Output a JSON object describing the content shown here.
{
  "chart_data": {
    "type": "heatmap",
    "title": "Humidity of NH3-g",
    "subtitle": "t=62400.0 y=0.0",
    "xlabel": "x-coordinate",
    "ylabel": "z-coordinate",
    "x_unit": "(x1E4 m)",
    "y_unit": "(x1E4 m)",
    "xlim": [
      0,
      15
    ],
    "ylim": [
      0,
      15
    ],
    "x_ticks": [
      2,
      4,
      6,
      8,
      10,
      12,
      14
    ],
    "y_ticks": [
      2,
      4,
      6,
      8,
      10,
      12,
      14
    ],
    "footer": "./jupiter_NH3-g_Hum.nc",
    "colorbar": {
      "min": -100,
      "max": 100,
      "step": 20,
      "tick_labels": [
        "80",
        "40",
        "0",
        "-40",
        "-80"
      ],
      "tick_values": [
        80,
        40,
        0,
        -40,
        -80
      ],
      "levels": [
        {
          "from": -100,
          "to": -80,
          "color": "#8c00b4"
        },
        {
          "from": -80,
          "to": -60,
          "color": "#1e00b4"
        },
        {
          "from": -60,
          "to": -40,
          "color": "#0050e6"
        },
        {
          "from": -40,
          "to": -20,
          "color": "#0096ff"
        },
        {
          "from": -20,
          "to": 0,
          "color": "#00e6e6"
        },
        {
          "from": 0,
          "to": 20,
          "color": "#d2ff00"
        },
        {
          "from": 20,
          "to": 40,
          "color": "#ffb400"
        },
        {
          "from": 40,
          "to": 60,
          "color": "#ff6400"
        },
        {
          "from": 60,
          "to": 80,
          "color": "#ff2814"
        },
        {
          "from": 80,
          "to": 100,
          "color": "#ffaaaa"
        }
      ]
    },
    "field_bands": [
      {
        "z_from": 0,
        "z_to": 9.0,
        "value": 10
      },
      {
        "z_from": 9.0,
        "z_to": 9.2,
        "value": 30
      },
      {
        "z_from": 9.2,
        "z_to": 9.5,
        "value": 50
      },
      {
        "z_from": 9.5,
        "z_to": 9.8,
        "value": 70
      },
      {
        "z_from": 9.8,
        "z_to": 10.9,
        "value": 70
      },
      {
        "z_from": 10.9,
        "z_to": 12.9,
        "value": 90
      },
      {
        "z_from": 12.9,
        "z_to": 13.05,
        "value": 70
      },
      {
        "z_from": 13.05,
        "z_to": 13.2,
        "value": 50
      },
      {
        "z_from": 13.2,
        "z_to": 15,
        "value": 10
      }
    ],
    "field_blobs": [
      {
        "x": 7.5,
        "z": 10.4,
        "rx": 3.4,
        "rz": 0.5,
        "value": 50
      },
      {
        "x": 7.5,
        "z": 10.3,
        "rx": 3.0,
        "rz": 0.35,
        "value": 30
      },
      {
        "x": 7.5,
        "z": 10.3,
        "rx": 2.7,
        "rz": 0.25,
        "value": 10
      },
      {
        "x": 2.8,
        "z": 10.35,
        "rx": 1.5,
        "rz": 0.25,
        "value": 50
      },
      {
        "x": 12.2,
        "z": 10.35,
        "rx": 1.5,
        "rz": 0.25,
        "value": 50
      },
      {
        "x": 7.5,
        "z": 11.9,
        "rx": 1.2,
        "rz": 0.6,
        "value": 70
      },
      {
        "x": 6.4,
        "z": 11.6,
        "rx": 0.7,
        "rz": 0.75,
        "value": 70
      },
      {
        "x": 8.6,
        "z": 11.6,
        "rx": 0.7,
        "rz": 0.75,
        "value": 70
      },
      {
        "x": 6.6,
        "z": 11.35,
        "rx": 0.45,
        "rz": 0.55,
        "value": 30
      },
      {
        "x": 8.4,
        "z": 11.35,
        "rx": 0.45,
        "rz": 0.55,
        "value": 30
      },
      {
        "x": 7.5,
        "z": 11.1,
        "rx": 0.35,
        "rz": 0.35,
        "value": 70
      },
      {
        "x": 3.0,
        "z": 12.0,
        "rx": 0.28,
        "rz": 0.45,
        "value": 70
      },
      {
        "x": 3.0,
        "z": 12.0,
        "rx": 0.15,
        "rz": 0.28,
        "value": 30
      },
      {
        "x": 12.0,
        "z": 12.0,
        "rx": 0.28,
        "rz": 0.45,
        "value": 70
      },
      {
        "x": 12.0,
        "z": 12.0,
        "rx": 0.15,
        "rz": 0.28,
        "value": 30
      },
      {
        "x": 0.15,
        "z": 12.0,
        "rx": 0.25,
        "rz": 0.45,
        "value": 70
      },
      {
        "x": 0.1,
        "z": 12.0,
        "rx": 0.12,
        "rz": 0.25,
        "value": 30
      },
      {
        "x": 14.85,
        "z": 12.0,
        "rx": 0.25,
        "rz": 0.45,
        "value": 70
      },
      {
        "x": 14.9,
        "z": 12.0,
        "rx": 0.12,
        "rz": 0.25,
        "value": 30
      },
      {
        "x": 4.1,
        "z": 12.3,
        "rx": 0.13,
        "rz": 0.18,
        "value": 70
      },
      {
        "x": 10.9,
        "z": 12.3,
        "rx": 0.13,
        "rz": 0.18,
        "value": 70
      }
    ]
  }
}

-=-=-

In the entries above, count each line holding "coordinate" and report the total and nothing more.

2